---------- Record excerpts

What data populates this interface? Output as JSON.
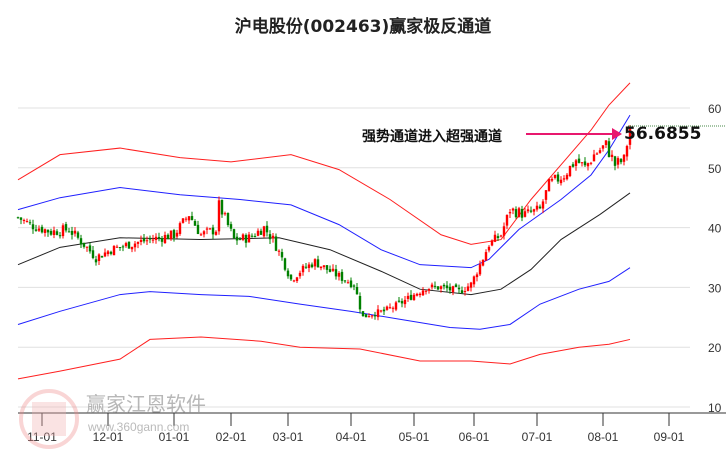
{
  "chart_data": {
    "type": "candlestick",
    "title": "沪电股份(002463)赢家极反通道",
    "ylim": [
      10,
      66
    ],
    "yticks": [
      10,
      20,
      30,
      40,
      50,
      60
    ],
    "xunit": "trading-day index",
    "xticks": [
      {
        "t": 8,
        "label": "11-01"
      },
      {
        "t": 30,
        "label": "12-01"
      },
      {
        "t": 52,
        "label": "01-01"
      },
      {
        "t": 71,
        "label": "02-01"
      },
      {
        "t": 90,
        "label": "03-01"
      },
      {
        "t": 111,
        "label": "04-01"
      },
      {
        "t": 132,
        "label": "05-01"
      },
      {
        "t": 152,
        "label": "06-01"
      },
      {
        "t": 173,
        "label": "07-01"
      },
      {
        "t": 195,
        "label": "08-01"
      },
      {
        "t": 217,
        "label": "09-01"
      }
    ],
    "close_keypoints": [
      [
        0,
        41.7
      ],
      [
        4,
        40.5
      ],
      [
        11,
        39.3
      ],
      [
        17,
        39.7
      ],
      [
        22,
        37.2
      ],
      [
        26,
        35
      ],
      [
        31,
        36.3
      ],
      [
        37,
        37.2
      ],
      [
        44,
        38
      ],
      [
        52,
        38.8
      ],
      [
        57,
        42.2
      ],
      [
        61,
        38.8
      ],
      [
        66,
        39.7
      ],
      [
        67,
        43.8
      ],
      [
        72,
        38
      ],
      [
        77,
        38.3
      ],
      [
        82,
        40
      ],
      [
        85,
        38
      ],
      [
        89,
        33.8
      ],
      [
        91,
        31.3
      ],
      [
        94,
        32.7
      ],
      [
        99,
        34.3
      ],
      [
        104,
        32.7
      ],
      [
        109,
        31.3
      ],
      [
        112,
        30.5
      ],
      [
        115,
        25
      ],
      [
        117,
        25.5
      ],
      [
        122,
        26
      ],
      [
        127,
        27.2
      ],
      [
        132,
        28.8
      ],
      [
        136,
        30
      ],
      [
        141,
        30
      ],
      [
        147,
        29.3
      ],
      [
        151,
        30.5
      ],
      [
        154,
        33.8
      ],
      [
        157,
        37.2
      ],
      [
        161,
        38.8
      ],
      [
        164,
        43
      ],
      [
        169,
        42.2
      ],
      [
        174,
        43
      ],
      [
        177,
        47.2
      ],
      [
        182,
        48.8
      ],
      [
        186,
        51.3
      ],
      [
        189,
        50
      ],
      [
        192,
        52.2
      ],
      [
        196,
        53.8
      ],
      [
        199,
        50.5
      ],
      [
        202,
        51.3
      ],
      [
        204,
        56.7
      ]
    ],
    "series": [
      {
        "name": "red-upper",
        "color": "#ff2020",
        "points": [
          [
            0,
            48
          ],
          [
            14,
            52.2
          ],
          [
            34,
            53.3
          ],
          [
            54,
            51.7
          ],
          [
            71,
            51
          ],
          [
            91,
            52.2
          ],
          [
            107,
            49.7
          ],
          [
            124,
            44.7
          ],
          [
            141,
            38.8
          ],
          [
            151,
            37.2
          ],
          [
            161,
            38
          ],
          [
            171,
            44.7
          ],
          [
            181,
            50.5
          ],
          [
            191,
            56.3
          ],
          [
            197,
            60.5
          ],
          [
            204,
            64.2
          ]
        ]
      },
      {
        "name": "blue-upper",
        "color": "#2020ff",
        "points": [
          [
            0,
            43
          ],
          [
            14,
            45
          ],
          [
            34,
            46.7
          ],
          [
            54,
            45.5
          ],
          [
            74,
            44.7
          ],
          [
            91,
            43.8
          ],
          [
            107,
            40.5
          ],
          [
            121,
            36.3
          ],
          [
            134,
            33.8
          ],
          [
            151,
            33.3
          ],
          [
            157,
            34.7
          ],
          [
            167,
            39.7
          ],
          [
            181,
            44.7
          ],
          [
            191,
            48.8
          ],
          [
            197,
            53
          ],
          [
            204,
            58.8
          ]
        ]
      },
      {
        "name": "middle",
        "color": "#222222",
        "points": [
          [
            0,
            33.8
          ],
          [
            14,
            36.7
          ],
          [
            34,
            38.3
          ],
          [
            61,
            38
          ],
          [
            87,
            38.3
          ],
          [
            104,
            36.3
          ],
          [
            121,
            32.7
          ],
          [
            134,
            29.7
          ],
          [
            151,
            28.8
          ],
          [
            161,
            29.7
          ],
          [
            171,
            33
          ],
          [
            181,
            38
          ],
          [
            194,
            42.2
          ],
          [
            204,
            45.8
          ]
        ]
      },
      {
        "name": "blue-lower",
        "color": "#2020ff",
        "points": [
          [
            0,
            23.8
          ],
          [
            14,
            26
          ],
          [
            34,
            28.8
          ],
          [
            44,
            29.3
          ],
          [
            61,
            28.8
          ],
          [
            77,
            28.5
          ],
          [
            94,
            27.2
          ],
          [
            111,
            26
          ],
          [
            127,
            24.7
          ],
          [
            144,
            23.3
          ],
          [
            154,
            23
          ],
          [
            164,
            23.8
          ],
          [
            174,
            27.2
          ],
          [
            187,
            29.7
          ],
          [
            197,
            31
          ],
          [
            204,
            33.3
          ]
        ]
      },
      {
        "name": "red-lower",
        "color": "#ff2020",
        "points": [
          [
            0,
            14.7
          ],
          [
            14,
            16
          ],
          [
            34,
            18
          ],
          [
            44,
            21.3
          ],
          [
            61,
            21.7
          ],
          [
            81,
            21
          ],
          [
            94,
            20
          ],
          [
            114,
            19.7
          ],
          [
            134,
            17.7
          ],
          [
            151,
            17.7
          ],
          [
            164,
            17.2
          ],
          [
            174,
            18.8
          ],
          [
            187,
            20
          ],
          [
            197,
            20.5
          ],
          [
            204,
            21.3
          ]
        ]
      }
    ],
    "annotation": {
      "text": "强势通道进入超强通道",
      "value": "56.6855",
      "arrow_color": "#e8186e"
    }
  },
  "watermark": {
    "name": "赢家江恩软件",
    "url": "www.360gann.com",
    "seal": "江赢恩家"
  }
}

--------------------

**Task instructions:**
Write every record out again exactly; no pictures belong in the copy.

**Response to this exercise:**
What data populates this interface? Output as JSON.
{
  "chart_data": {
    "type": "candlestick",
    "title": "沪电股份(002463)赢家极反通道",
    "ylim": [
      10,
      66
    ],
    "yticks": [
      10,
      20,
      30,
      40,
      50,
      60
    ],
    "xunit": "trading-day index",
    "xticks": [
      {
        "t": 8,
        "label": "11-01"
      },
      {
        "t": 30,
        "label": "12-01"
      },
      {
        "t": 52,
        "label": "01-01"
      },
      {
        "t": 71,
        "label": "02-01"
      },
      {
        "t": 90,
        "label": "03-01"
      },
      {
        "t": 111,
        "label": "04-01"
      },
      {
        "t": 132,
        "label": "05-01"
      },
      {
        "t": 152,
        "label": "06-01"
      },
      {
        "t": 173,
        "label": "07-01"
      },
      {
        "t": 195,
        "label": "08-01"
      },
      {
        "t": 217,
        "label": "09-01"
      }
    ],
    "close_keypoints": [
      [
        0,
        41.7
      ],
      [
        4,
        40.5
      ],
      [
        11,
        39.3
      ],
      [
        17,
        39.7
      ],
      [
        22,
        37.2
      ],
      [
        26,
        35
      ],
      [
        31,
        36.3
      ],
      [
        37,
        37.2
      ],
      [
        44,
        38
      ],
      [
        52,
        38.8
      ],
      [
        57,
        42.2
      ],
      [
        61,
        38.8
      ],
      [
        66,
        39.7
      ],
      [
        67,
        43.8
      ],
      [
        72,
        38
      ],
      [
        77,
        38.3
      ],
      [
        82,
        40
      ],
      [
        85,
        38
      ],
      [
        89,
        33.8
      ],
      [
        91,
        31.3
      ],
      [
        94,
        32.7
      ],
      [
        99,
        34.3
      ],
      [
        104,
        32.7
      ],
      [
        109,
        31.3
      ],
      [
        112,
        30.5
      ],
      [
        115,
        25
      ],
      [
        117,
        25.5
      ],
      [
        122,
        26
      ],
      [
        127,
        27.2
      ],
      [
        132,
        28.8
      ],
      [
        136,
        30
      ],
      [
        141,
        30
      ],
      [
        147,
        29.3
      ],
      [
        151,
        30.5
      ],
      [
        154,
        33.8
      ],
      [
        157,
        37.2
      ],
      [
        161,
        38.8
      ],
      [
        164,
        43
      ],
      [
        169,
        42.2
      ],
      [
        174,
        43
      ],
      [
        177,
        47.2
      ],
      [
        182,
        48.8
      ],
      [
        186,
        51.3
      ],
      [
        189,
        50
      ],
      [
        192,
        52.2
      ],
      [
        196,
        53.8
      ],
      [
        199,
        50.5
      ],
      [
        202,
        51.3
      ],
      [
        204,
        56.7
      ]
    ],
    "series": [
      {
        "name": "red-upper",
        "color": "#ff2020",
        "points": [
          [
            0,
            48
          ],
          [
            14,
            52.2
          ],
          [
            34,
            53.3
          ],
          [
            54,
            51.7
          ],
          [
            71,
            51
          ],
          [
            91,
            52.2
          ],
          [
            107,
            49.7
          ],
          [
            124,
            44.7
          ],
          [
            141,
            38.8
          ],
          [
            151,
            37.2
          ],
          [
            161,
            38
          ],
          [
            171,
            44.7
          ],
          [
            181,
            50.5
          ],
          [
            191,
            56.3
          ],
          [
            197,
            60.5
          ],
          [
            204,
            64.2
          ]
        ]
      },
      {
        "name": "blue-upper",
        "color": "#2020ff",
        "points": [
          [
            0,
            43
          ],
          [
            14,
            45
          ],
          [
            34,
            46.7
          ],
          [
            54,
            45.5
          ],
          [
            74,
            44.7
          ],
          [
            91,
            43.8
          ],
          [
            107,
            40.5
          ],
          [
            121,
            36.3
          ],
          [
            134,
            33.8
          ],
          [
            151,
            33.3
          ],
          [
            157,
            34.7
          ],
          [
            167,
            39.7
          ],
          [
            181,
            44.7
          ],
          [
            191,
            48.8
          ],
          [
            197,
            53
          ],
          [
            204,
            58.8
          ]
        ]
      },
      {
        "name": "middle",
        "color": "#222222",
        "points": [
          [
            0,
            33.8
          ],
          [
            14,
            36.7
          ],
          [
            34,
            38.3
          ],
          [
            61,
            38
          ],
          [
            87,
            38.3
          ],
          [
            104,
            36.3
          ],
          [
            121,
            32.7
          ],
          [
            134,
            29.7
          ],
          [
            151,
            28.8
          ],
          [
            161,
            29.7
          ],
          [
            171,
            33
          ],
          [
            181,
            38
          ],
          [
            194,
            42.2
          ],
          [
            204,
            45.8
          ]
        ]
      },
      {
        "name": "blue-lower",
        "color": "#2020ff",
        "points": [
          [
            0,
            23.8
          ],
          [
            14,
            26
          ],
          [
            34,
            28.8
          ],
          [
            44,
            29.3
          ],
          [
            61,
            28.8
          ],
          [
            77,
            28.5
          ],
          [
            94,
            27.2
          ],
          [
            111,
            26
          ],
          [
            127,
            24.7
          ],
          [
            144,
            23.3
          ],
          [
            154,
            23
          ],
          [
            164,
            23.8
          ],
          [
            174,
            27.2
          ],
          [
            187,
            29.7
          ],
          [
            197,
            31
          ],
          [
            204,
            33.3
          ]
        ]
      },
      {
        "name": "red-lower",
        "color": "#ff2020",
        "points": [
          [
            0,
            14.7
          ],
          [
            14,
            16
          ],
          [
            34,
            18
          ],
          [
            44,
            21.3
          ],
          [
            61,
            21.7
          ],
          [
            81,
            21
          ],
          [
            94,
            20
          ],
          [
            114,
            19.7
          ],
          [
            134,
            17.7
          ],
          [
            151,
            17.7
          ],
          [
            164,
            17.2
          ],
          [
            174,
            18.8
          ],
          [
            187,
            20
          ],
          [
            197,
            20.5
          ],
          [
            204,
            21.3
          ]
        ]
      }
    ],
    "annotation": {
      "text": "强势通道进入超强通道",
      "value": "56.6855",
      "arrow_color": "#e8186e"
    }
  },
  "watermark": {
    "name": "赢家江恩软件",
    "url": "www.360gann.com",
    "seal": "江赢恩家"
  }
}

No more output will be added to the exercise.